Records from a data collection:

-- -- --

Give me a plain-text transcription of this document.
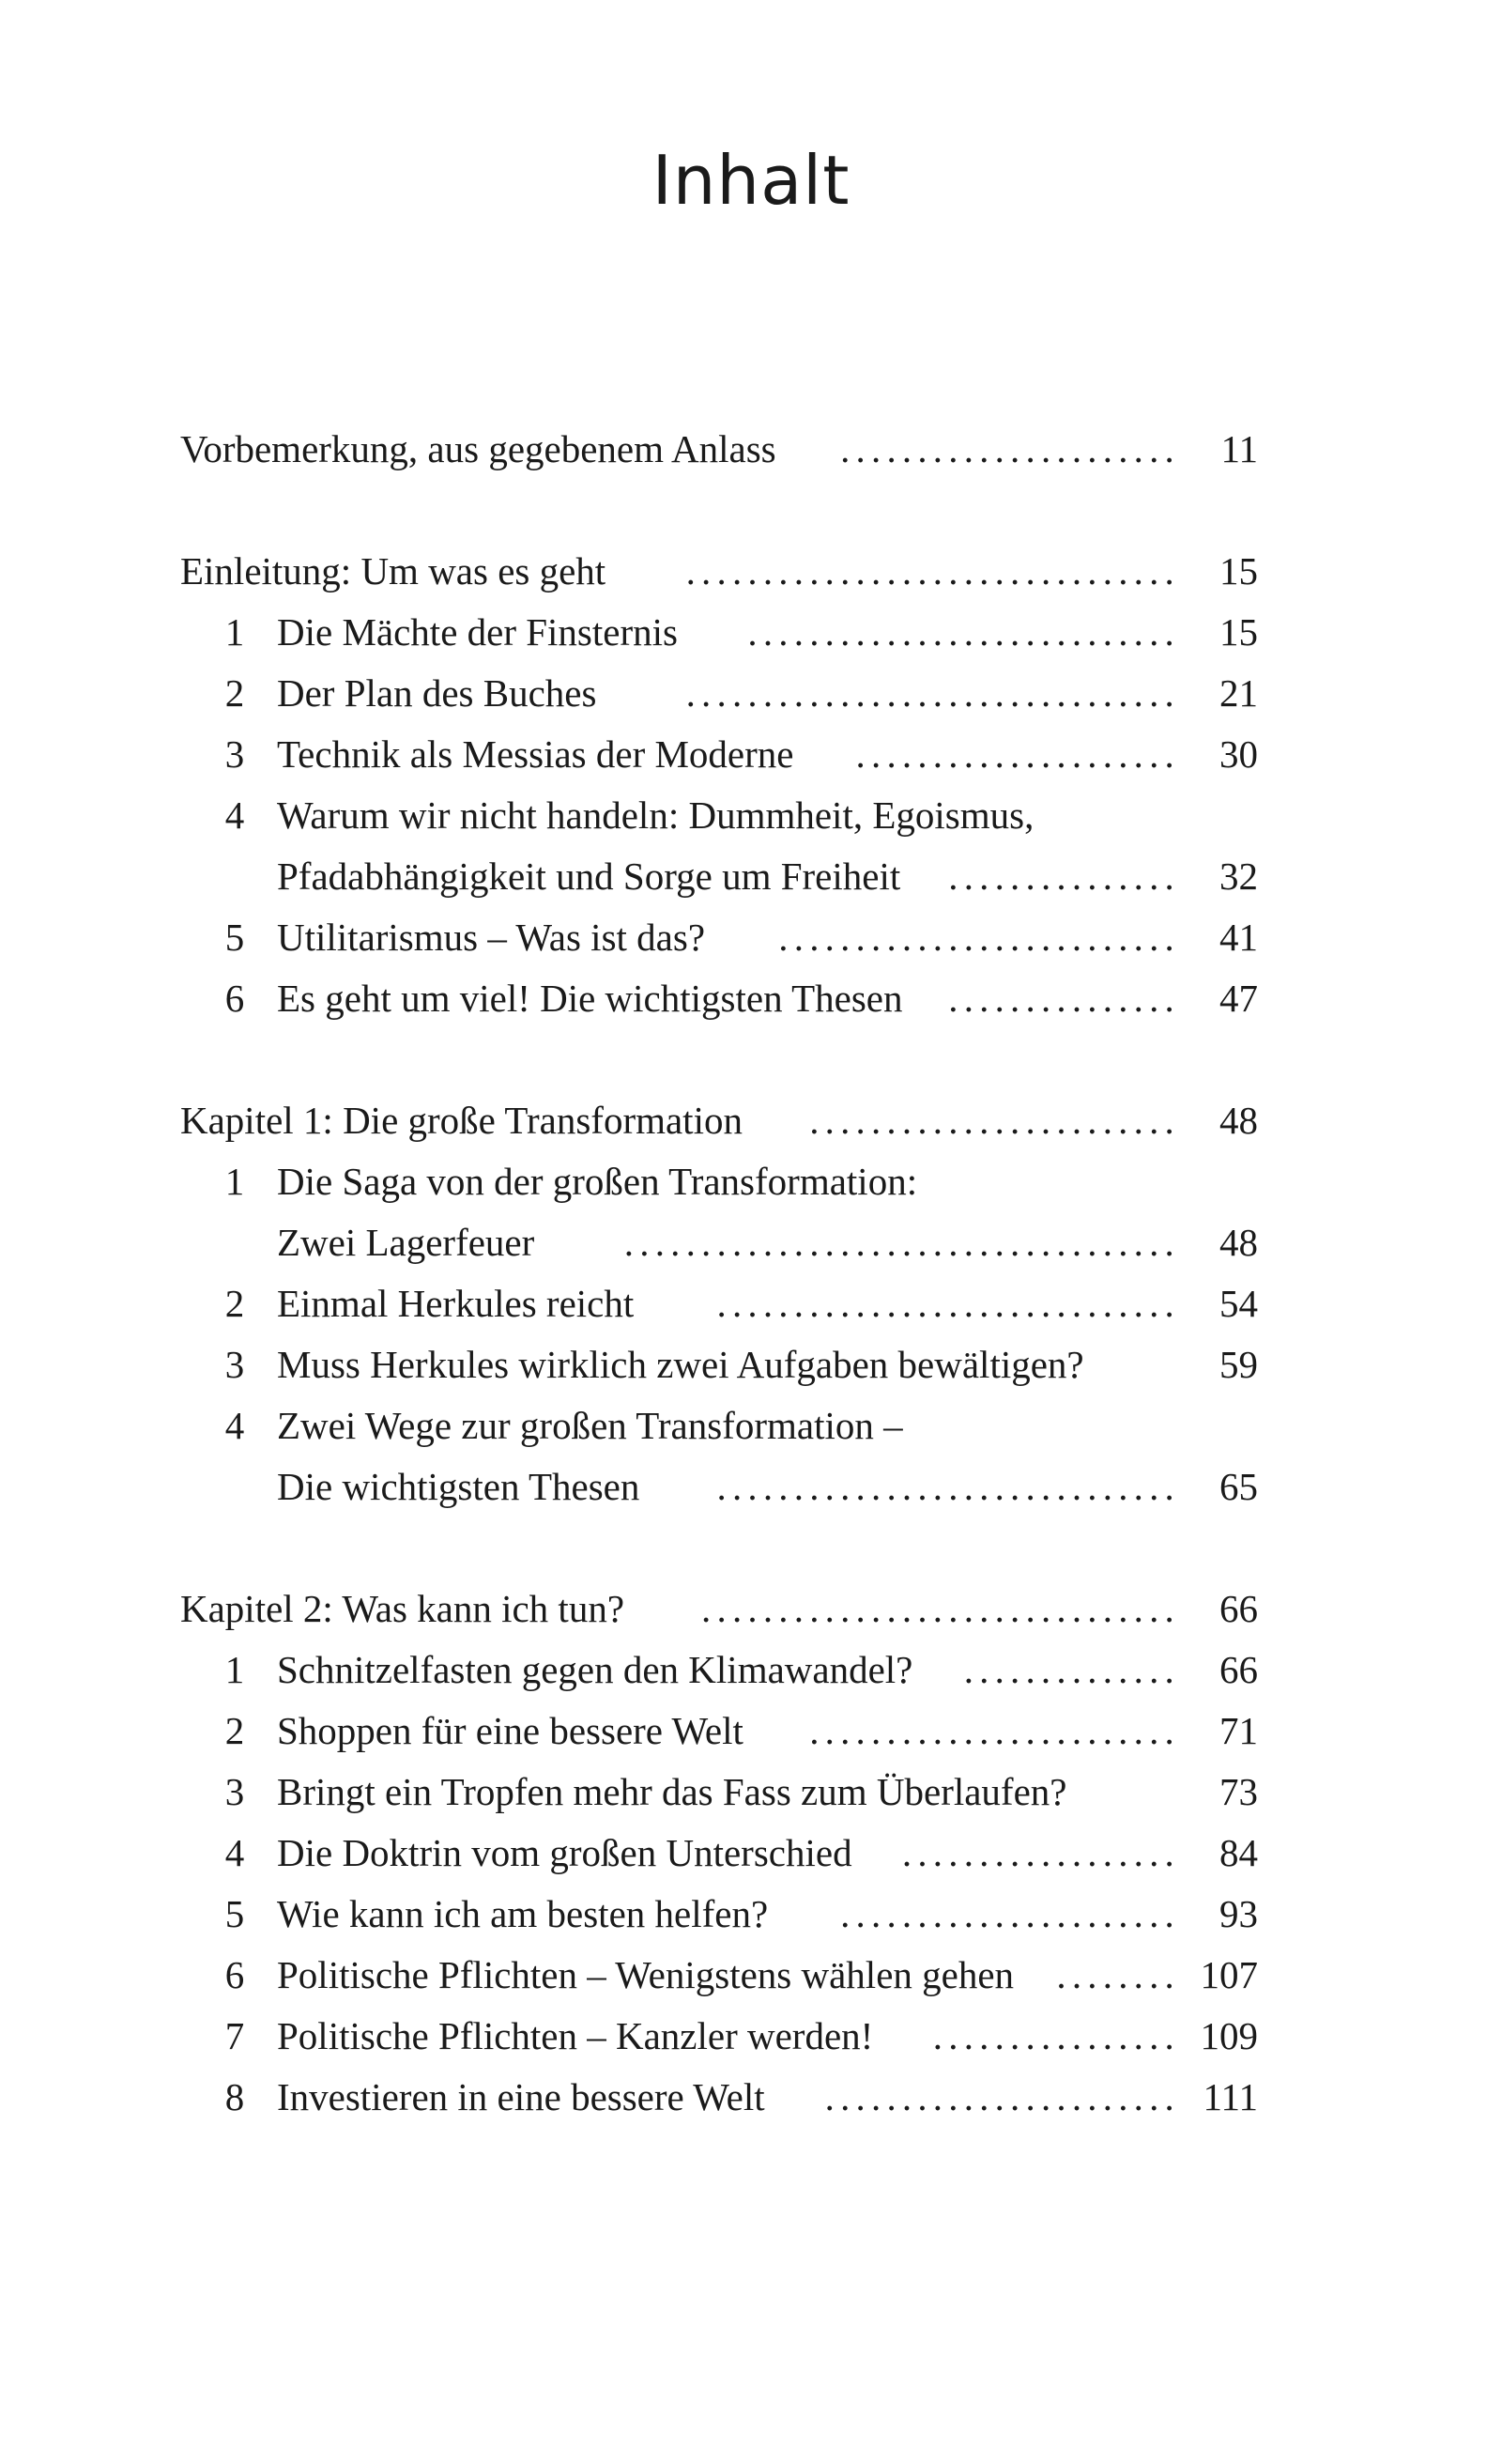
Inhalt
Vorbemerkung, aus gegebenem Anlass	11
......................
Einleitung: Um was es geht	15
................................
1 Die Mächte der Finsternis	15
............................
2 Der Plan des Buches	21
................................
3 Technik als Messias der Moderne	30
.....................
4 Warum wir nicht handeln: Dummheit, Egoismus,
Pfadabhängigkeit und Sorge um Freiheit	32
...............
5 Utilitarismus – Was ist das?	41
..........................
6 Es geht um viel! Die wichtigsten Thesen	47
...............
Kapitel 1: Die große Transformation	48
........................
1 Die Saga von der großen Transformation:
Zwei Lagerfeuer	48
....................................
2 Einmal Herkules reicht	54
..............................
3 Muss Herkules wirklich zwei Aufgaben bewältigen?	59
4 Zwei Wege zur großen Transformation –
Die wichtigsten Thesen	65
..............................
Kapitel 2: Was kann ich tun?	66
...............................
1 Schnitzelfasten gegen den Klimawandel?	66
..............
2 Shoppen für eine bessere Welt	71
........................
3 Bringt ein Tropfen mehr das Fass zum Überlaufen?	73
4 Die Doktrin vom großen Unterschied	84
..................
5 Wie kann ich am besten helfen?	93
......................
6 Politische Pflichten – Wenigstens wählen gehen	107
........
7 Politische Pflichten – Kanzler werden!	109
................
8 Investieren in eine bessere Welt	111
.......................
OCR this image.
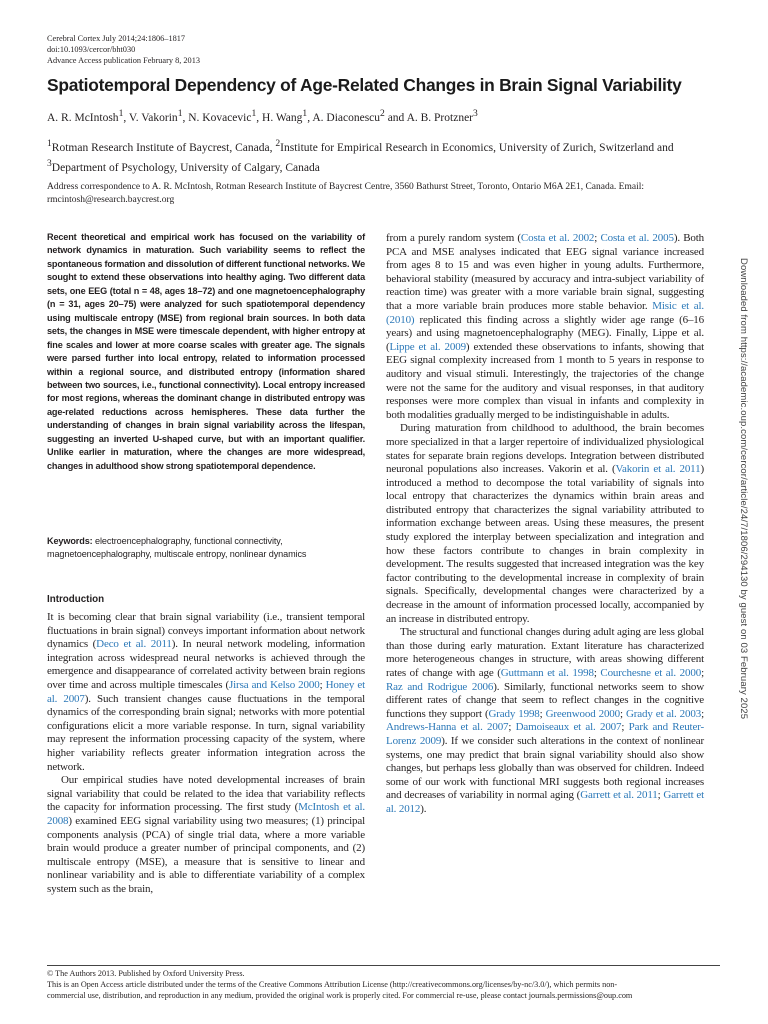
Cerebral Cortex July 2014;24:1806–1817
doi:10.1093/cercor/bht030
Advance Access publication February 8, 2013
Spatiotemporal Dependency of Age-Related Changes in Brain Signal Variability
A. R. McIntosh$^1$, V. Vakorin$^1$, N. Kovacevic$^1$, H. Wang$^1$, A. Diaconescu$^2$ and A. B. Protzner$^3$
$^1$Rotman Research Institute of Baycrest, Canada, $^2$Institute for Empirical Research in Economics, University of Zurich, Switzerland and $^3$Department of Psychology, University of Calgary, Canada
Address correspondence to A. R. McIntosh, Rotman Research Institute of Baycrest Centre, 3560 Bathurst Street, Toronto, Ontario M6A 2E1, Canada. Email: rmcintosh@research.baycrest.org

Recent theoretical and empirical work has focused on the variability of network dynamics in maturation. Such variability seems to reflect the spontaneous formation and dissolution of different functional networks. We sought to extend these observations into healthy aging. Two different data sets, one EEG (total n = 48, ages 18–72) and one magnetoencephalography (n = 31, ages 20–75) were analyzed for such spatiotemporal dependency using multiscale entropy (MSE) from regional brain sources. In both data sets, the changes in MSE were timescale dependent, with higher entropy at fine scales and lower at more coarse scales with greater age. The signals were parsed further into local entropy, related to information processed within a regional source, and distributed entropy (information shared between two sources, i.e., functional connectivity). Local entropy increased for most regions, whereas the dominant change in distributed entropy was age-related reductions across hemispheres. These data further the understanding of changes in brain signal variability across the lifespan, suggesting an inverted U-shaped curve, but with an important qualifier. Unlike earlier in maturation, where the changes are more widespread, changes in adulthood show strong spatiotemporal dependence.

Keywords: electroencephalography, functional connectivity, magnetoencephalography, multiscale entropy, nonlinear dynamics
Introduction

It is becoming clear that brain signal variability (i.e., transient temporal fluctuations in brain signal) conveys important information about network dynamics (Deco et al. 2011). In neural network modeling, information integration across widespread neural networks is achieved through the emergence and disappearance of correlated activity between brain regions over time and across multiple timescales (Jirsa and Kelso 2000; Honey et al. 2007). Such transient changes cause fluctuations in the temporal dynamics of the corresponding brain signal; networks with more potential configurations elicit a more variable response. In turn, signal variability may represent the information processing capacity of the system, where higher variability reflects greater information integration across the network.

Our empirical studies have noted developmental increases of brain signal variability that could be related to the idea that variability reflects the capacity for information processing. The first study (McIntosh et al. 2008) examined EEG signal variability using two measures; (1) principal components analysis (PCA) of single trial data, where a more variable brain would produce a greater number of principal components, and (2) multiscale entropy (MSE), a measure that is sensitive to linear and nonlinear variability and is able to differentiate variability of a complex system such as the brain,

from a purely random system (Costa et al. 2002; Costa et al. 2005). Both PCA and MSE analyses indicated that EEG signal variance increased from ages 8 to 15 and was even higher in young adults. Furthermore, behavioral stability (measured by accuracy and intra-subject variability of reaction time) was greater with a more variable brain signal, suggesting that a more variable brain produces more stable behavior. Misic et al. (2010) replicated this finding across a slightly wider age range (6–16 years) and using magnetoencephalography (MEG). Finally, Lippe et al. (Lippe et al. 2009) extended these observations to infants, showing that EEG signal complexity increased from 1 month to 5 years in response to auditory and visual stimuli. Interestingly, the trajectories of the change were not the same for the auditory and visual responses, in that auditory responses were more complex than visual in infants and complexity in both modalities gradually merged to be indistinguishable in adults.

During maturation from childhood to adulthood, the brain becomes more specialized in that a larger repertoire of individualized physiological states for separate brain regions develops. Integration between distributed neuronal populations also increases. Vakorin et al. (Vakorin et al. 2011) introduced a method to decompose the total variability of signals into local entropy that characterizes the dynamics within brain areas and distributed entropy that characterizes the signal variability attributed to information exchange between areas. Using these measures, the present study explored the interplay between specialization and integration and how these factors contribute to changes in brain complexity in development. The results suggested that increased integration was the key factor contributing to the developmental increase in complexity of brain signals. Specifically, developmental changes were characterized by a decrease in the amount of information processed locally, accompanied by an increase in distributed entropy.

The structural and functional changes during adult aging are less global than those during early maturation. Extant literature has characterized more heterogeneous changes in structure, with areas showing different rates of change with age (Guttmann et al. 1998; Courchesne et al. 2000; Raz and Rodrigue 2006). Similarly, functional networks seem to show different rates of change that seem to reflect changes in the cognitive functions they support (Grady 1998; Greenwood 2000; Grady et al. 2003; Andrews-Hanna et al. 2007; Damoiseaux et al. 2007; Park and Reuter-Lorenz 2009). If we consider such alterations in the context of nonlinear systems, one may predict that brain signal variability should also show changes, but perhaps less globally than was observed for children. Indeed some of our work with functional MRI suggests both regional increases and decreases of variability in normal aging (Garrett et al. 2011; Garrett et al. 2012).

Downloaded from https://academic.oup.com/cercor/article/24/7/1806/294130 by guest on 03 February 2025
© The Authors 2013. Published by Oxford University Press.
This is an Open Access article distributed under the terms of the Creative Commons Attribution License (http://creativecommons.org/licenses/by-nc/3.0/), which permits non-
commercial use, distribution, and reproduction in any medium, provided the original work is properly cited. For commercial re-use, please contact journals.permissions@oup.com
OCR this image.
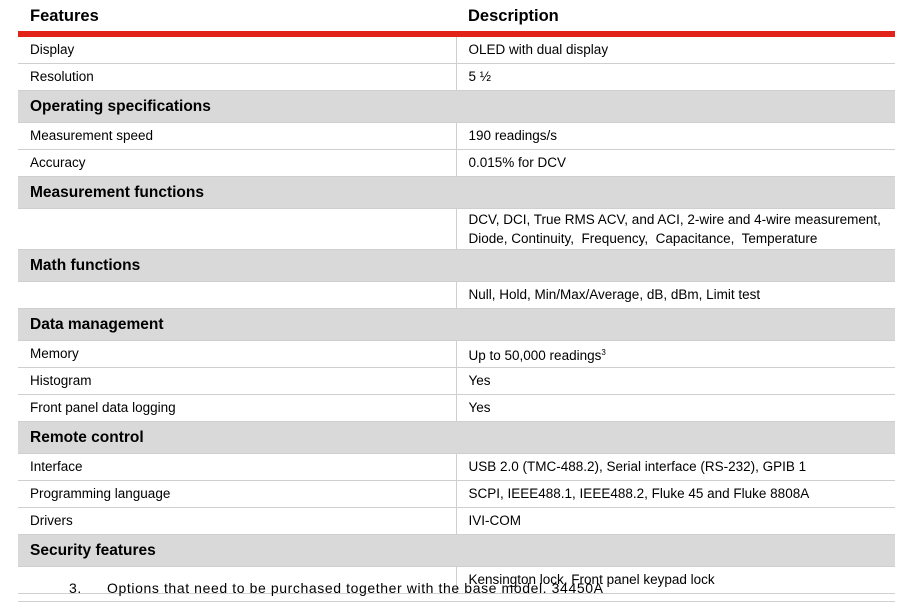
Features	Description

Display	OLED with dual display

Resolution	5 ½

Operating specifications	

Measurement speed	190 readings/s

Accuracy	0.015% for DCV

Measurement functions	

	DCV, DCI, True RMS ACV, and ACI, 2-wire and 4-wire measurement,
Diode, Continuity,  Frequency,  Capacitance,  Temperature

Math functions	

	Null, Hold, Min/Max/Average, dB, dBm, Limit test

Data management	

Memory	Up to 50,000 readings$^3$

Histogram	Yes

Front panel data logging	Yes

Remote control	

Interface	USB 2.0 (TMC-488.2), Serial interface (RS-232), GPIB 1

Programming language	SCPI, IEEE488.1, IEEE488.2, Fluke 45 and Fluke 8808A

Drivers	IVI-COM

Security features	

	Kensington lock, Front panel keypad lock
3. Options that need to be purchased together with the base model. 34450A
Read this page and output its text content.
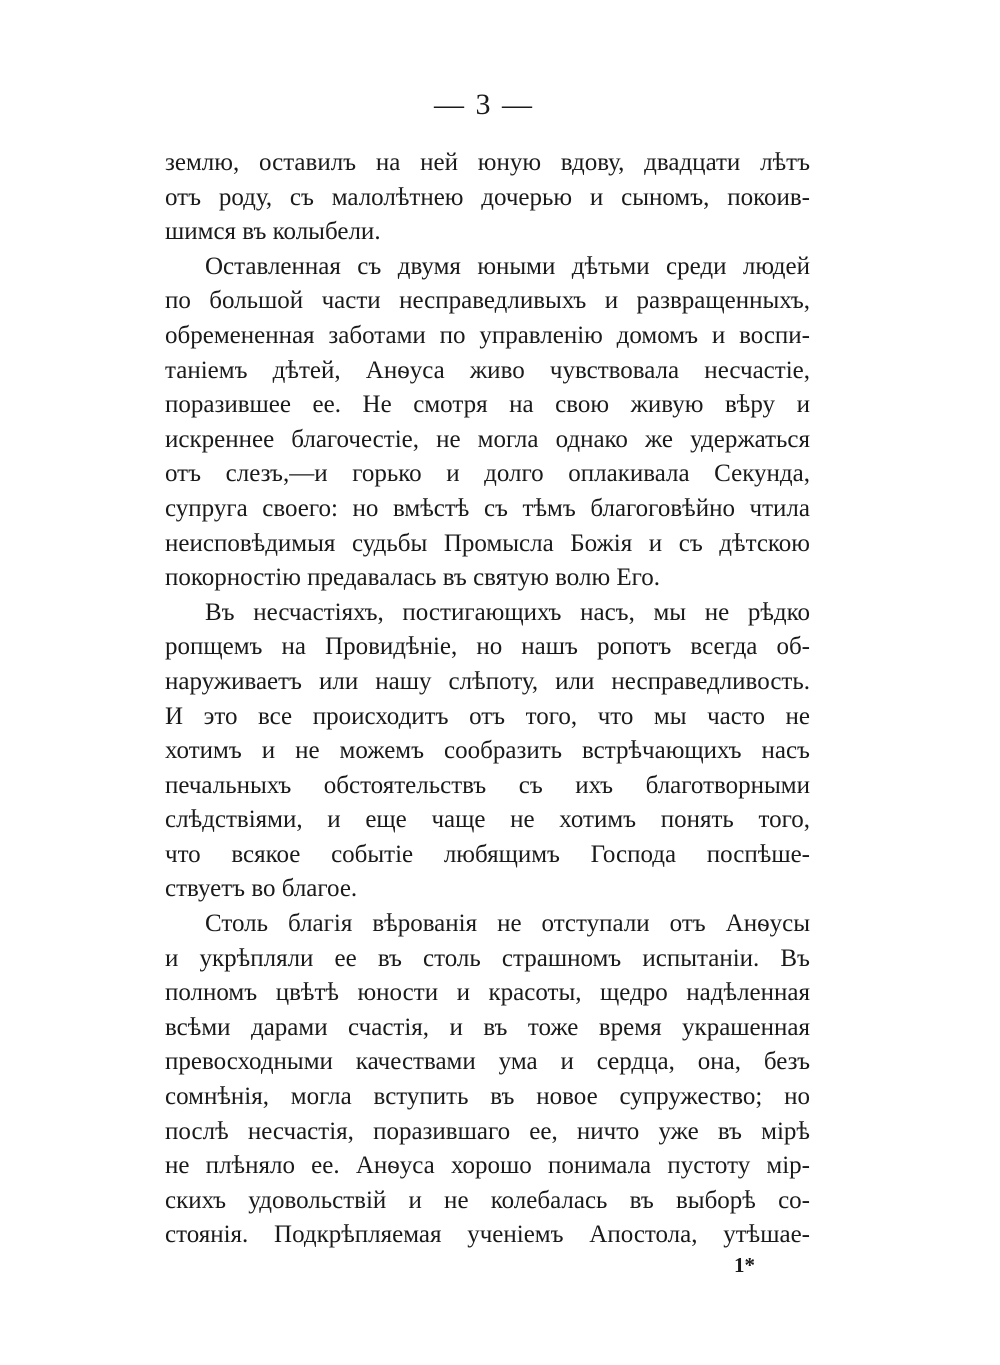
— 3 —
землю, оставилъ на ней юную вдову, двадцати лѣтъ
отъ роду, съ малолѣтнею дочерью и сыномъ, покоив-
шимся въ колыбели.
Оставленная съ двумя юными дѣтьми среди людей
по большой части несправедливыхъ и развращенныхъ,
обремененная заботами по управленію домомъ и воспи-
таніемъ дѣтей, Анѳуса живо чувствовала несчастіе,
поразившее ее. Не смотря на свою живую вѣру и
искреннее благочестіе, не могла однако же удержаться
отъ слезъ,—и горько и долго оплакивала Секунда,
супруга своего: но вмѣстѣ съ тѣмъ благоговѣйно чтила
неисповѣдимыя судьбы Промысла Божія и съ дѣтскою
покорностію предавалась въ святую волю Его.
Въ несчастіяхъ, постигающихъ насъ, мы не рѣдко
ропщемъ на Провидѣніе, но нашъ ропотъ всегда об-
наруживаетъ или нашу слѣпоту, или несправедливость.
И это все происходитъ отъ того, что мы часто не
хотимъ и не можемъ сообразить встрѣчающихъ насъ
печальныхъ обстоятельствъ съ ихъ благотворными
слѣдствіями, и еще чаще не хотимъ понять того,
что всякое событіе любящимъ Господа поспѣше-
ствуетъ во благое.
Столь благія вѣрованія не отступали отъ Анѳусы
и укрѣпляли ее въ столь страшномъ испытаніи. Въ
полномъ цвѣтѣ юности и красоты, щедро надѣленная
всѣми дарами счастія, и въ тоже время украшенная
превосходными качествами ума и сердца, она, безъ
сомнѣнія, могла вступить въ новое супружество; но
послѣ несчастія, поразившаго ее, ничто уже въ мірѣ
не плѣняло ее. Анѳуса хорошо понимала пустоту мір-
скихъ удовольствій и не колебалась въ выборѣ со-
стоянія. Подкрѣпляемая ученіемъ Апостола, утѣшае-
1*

-- -- --

What is expected: Go through the listing above and list every line that has the word "Herkules".

Exercise response:
2 Einmal Herkules reicht	54
3 Muss Herkules wirklich zwei Aufgaben bewältigen?	59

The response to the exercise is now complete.